**TASK DESCRIPTION:**
Copy the records verbatim, starting with the line containing "data-point-w4 [168, 122, 180, 134]" and continuing through the line containing "data-point-w6 [555, 158, 566, 170]", both included.

Part of a data file:

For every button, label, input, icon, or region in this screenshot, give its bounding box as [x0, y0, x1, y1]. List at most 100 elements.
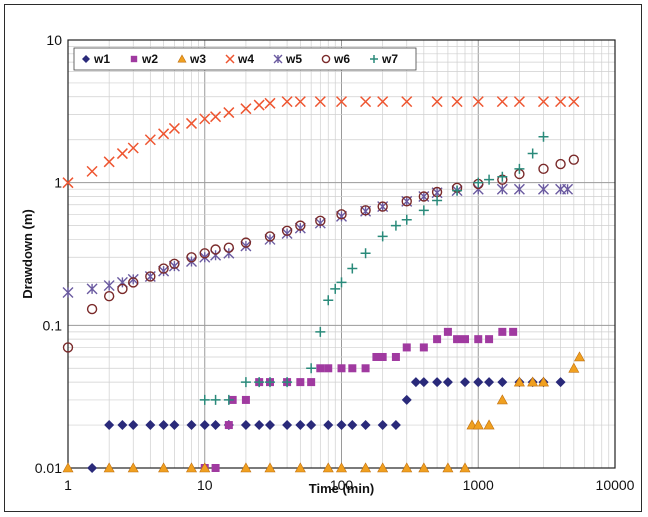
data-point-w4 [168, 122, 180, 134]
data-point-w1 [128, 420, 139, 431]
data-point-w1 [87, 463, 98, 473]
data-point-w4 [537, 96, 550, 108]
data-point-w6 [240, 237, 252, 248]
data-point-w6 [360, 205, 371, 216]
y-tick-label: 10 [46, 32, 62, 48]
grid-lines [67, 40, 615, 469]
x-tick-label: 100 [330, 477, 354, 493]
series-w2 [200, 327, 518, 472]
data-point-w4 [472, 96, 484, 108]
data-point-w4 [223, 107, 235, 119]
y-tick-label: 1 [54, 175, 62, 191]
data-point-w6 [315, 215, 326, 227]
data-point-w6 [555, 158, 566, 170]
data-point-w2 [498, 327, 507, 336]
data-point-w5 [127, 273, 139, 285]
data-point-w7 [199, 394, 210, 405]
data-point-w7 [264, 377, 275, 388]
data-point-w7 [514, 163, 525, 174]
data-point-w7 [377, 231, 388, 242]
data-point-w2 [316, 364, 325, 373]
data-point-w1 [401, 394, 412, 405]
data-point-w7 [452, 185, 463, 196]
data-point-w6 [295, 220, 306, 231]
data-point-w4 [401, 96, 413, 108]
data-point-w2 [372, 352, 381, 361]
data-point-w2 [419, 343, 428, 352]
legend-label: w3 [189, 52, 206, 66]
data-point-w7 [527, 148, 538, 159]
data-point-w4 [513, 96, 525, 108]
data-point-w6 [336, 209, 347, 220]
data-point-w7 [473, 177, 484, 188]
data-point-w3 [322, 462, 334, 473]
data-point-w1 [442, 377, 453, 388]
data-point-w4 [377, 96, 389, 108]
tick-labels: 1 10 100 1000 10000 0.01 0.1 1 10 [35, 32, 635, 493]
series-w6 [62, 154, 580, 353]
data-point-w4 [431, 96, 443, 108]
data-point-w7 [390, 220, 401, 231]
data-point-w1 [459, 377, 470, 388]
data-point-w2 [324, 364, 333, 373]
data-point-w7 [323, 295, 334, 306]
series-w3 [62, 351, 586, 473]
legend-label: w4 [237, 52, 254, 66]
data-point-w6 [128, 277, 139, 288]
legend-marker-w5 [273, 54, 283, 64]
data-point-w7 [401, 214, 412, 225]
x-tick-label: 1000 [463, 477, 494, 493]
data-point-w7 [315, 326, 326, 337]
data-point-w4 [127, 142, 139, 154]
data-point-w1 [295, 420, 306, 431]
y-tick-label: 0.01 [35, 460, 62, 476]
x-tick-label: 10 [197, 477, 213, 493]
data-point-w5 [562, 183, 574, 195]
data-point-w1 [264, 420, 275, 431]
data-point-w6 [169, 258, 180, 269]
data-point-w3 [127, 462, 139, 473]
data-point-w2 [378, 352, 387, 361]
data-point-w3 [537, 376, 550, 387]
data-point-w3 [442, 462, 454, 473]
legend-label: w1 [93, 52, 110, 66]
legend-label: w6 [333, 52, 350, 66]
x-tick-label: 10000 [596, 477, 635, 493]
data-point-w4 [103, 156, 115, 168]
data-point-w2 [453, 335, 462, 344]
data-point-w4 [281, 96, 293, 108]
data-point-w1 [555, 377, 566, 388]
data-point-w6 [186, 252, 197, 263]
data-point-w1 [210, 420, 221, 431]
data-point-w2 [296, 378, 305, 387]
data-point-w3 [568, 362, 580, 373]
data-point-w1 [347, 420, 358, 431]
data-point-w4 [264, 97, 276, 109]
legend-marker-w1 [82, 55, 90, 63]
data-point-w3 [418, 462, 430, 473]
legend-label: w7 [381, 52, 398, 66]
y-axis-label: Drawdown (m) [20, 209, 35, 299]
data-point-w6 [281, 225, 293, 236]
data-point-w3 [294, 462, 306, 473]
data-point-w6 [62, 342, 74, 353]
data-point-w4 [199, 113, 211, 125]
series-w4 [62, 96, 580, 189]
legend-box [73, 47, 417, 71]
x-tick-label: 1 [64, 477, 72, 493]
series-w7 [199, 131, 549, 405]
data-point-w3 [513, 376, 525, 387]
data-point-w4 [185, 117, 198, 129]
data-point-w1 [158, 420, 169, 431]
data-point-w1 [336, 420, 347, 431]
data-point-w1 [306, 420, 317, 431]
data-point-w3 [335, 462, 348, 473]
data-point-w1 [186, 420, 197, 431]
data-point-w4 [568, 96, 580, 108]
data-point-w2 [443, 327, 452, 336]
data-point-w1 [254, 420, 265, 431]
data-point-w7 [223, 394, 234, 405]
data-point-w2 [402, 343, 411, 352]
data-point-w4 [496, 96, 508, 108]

==

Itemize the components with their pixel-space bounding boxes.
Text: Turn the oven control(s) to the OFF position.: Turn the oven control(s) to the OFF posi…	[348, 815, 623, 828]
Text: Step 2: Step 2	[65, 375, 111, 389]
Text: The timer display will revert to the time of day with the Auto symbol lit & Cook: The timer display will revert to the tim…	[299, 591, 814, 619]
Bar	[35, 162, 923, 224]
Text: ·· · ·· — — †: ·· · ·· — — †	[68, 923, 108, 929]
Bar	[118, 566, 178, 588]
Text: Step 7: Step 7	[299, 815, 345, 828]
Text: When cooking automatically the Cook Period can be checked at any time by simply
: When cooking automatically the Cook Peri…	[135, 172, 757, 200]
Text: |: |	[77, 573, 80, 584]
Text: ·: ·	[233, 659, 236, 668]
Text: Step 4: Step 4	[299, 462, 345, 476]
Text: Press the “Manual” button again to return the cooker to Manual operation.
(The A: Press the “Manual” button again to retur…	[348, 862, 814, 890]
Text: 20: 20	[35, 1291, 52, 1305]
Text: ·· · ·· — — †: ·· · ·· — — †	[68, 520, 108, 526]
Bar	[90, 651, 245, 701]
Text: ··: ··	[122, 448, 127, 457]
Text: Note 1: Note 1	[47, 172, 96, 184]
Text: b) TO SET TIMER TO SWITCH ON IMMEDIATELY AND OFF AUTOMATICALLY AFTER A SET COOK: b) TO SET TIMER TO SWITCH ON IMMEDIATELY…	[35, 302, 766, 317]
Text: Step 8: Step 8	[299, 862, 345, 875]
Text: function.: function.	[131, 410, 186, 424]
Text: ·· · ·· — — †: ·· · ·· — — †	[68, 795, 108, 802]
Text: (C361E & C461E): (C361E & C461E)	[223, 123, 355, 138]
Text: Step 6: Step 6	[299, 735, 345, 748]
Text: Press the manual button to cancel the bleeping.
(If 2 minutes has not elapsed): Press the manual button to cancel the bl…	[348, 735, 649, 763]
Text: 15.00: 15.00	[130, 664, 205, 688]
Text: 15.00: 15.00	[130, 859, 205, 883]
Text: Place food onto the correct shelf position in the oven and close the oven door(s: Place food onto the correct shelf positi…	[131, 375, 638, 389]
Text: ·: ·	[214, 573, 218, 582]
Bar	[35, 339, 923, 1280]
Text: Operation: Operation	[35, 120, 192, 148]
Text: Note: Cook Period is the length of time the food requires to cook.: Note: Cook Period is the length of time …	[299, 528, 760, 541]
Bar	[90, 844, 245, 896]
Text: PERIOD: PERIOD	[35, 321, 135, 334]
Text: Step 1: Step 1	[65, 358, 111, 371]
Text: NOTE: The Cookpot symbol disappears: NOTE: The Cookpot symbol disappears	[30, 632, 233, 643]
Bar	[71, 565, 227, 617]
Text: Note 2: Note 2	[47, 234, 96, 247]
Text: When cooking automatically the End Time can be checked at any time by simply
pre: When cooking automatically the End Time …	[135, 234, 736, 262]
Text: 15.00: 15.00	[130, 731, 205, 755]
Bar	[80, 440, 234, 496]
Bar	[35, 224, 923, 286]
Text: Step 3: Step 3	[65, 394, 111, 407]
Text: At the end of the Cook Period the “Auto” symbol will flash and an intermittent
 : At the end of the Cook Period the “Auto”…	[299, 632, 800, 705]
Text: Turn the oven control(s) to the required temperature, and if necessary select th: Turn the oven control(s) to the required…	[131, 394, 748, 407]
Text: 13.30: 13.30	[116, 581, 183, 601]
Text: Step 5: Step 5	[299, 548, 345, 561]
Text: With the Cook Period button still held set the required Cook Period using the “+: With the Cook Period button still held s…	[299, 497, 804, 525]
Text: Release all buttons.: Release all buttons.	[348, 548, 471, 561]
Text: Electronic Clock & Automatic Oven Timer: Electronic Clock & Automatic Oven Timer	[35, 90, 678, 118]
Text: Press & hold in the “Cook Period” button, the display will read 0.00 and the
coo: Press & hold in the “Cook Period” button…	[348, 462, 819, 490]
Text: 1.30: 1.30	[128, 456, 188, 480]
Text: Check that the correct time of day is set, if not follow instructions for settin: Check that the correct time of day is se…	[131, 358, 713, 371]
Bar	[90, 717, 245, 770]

**RESULT OF THIS TASK:**
data-point-w4 [168, 122, 180, 134]
data-point-w1 [128, 420, 139, 431]
data-point-w1 [87, 463, 98, 473]
data-point-w4 [537, 96, 550, 108]
data-point-w6 [240, 237, 252, 248]
data-point-w6 [360, 205, 371, 216]
y-tick-label: 10 [46, 32, 62, 48]
grid-lines [67, 40, 615, 469]
x-tick-label: 100 [330, 477, 354, 493]
series-w2 [200, 327, 518, 472]
data-point-w4 [472, 96, 484, 108]
data-point-w4 [223, 107, 235, 119]
y-tick-label: 1 [54, 175, 62, 191]
data-point-w6 [315, 215, 326, 227]
data-point-w6 [555, 158, 566, 170]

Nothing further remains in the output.